Using the listing below, copy every line that mentions "this".

* * *

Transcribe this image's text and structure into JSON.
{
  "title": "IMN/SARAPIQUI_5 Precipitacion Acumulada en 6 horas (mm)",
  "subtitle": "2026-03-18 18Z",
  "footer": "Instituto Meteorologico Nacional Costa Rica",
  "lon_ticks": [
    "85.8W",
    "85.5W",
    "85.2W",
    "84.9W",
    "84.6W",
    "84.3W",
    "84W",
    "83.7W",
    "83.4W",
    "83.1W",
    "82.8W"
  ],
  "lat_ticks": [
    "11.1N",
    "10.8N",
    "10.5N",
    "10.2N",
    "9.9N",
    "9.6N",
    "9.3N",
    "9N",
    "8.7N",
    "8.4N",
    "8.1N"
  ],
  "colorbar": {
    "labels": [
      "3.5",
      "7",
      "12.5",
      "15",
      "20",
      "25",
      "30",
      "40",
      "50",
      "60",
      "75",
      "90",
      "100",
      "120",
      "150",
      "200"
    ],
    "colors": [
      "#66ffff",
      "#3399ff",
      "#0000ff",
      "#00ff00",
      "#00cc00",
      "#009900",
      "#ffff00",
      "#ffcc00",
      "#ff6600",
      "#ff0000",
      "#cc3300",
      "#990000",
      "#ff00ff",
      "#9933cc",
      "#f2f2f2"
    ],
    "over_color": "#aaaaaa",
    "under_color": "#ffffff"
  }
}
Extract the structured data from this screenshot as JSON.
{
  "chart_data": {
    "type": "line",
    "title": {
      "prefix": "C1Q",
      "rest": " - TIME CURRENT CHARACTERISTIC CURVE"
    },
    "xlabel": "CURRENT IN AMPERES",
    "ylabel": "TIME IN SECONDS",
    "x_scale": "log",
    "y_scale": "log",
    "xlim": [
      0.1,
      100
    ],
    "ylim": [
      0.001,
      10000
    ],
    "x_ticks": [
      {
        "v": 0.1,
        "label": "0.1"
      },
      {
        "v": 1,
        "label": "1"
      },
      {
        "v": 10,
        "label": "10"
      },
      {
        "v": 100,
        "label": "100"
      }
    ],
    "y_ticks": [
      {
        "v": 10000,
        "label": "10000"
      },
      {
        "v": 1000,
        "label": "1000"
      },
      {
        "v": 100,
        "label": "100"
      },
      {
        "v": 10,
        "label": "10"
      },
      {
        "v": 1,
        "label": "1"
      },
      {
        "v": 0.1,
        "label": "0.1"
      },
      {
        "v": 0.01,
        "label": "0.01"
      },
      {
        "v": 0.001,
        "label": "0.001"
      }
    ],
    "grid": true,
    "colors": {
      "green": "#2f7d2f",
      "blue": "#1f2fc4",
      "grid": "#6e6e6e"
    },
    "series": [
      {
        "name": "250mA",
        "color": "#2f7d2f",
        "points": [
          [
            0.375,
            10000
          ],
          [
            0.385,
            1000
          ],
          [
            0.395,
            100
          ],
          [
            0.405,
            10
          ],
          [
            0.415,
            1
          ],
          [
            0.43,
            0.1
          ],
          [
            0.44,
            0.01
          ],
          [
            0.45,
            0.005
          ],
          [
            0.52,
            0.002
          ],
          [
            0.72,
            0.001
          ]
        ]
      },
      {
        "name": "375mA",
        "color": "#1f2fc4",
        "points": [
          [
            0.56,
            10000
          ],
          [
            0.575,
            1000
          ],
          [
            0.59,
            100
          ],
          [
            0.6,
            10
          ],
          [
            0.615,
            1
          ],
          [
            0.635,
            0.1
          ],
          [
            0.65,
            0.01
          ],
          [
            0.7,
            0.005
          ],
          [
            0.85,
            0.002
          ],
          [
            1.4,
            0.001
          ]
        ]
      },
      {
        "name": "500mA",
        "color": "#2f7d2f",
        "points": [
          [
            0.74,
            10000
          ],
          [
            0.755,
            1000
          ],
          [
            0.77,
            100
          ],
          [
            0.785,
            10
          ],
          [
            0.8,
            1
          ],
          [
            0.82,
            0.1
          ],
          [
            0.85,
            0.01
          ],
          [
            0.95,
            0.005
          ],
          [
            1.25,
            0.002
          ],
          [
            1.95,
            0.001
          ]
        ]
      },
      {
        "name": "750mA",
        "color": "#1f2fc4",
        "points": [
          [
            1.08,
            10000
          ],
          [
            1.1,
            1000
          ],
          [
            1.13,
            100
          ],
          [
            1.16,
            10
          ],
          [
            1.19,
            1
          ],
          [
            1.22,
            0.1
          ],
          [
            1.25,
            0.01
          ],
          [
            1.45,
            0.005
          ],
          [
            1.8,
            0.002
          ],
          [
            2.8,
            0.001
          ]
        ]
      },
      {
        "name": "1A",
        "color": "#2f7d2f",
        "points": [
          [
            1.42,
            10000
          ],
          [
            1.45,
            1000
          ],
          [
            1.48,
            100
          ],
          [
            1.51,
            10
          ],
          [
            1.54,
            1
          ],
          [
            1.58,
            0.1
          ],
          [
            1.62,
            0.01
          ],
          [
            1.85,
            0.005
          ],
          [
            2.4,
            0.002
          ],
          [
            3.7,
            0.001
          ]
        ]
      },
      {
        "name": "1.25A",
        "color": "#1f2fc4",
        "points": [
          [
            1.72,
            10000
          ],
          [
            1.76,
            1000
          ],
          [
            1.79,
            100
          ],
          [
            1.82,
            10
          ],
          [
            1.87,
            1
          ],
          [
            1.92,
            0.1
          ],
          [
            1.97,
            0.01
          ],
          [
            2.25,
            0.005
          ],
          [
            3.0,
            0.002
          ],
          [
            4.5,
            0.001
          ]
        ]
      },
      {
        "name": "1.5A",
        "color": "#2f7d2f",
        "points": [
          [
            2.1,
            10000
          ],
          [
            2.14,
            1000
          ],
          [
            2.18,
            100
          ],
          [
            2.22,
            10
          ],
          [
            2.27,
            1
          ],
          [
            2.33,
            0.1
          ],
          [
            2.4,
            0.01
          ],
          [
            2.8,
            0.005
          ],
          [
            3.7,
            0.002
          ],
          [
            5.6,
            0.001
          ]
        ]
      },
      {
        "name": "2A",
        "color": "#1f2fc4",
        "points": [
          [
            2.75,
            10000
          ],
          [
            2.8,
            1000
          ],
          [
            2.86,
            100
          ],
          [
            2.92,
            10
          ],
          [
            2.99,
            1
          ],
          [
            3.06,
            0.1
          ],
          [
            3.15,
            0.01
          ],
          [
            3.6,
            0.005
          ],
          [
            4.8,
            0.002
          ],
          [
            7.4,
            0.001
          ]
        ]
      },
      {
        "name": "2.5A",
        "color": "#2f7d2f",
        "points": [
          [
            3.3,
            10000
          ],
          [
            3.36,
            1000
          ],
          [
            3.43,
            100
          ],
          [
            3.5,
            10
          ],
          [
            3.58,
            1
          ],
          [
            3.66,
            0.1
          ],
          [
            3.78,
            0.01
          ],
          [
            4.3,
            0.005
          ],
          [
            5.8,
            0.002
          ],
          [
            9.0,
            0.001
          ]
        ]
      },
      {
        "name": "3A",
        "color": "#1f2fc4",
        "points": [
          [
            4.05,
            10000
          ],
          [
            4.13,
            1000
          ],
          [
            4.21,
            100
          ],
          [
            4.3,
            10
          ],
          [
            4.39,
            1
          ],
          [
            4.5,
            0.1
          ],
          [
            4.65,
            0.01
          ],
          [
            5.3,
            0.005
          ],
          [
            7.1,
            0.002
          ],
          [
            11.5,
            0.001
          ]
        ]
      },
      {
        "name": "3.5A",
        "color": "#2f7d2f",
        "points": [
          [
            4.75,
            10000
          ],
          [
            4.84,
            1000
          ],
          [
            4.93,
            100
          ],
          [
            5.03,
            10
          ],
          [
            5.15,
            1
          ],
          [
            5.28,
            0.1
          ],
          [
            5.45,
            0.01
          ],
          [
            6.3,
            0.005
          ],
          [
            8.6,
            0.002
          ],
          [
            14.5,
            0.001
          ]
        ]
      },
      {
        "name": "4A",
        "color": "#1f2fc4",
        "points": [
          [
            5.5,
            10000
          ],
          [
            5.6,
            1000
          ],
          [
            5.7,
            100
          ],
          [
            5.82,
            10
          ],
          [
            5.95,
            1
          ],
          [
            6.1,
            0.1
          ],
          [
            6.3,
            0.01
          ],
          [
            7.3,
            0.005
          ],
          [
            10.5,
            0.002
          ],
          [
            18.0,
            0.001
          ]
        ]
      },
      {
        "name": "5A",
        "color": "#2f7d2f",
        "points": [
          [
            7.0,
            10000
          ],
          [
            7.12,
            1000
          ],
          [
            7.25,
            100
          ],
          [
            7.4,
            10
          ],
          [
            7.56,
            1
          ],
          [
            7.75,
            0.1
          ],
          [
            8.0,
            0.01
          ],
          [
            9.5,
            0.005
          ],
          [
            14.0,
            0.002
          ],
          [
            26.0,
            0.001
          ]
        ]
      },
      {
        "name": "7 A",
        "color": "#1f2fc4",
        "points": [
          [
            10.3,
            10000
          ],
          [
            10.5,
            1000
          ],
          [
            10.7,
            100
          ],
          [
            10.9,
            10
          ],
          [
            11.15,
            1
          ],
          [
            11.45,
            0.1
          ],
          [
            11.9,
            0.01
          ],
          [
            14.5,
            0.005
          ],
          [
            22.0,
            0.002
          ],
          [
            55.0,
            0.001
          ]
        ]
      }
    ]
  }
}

* * *

EXERCISE ANSWER =>
Transcribe this image's text and structure into JSON.
Extract the structured data from this screenshot as JSON.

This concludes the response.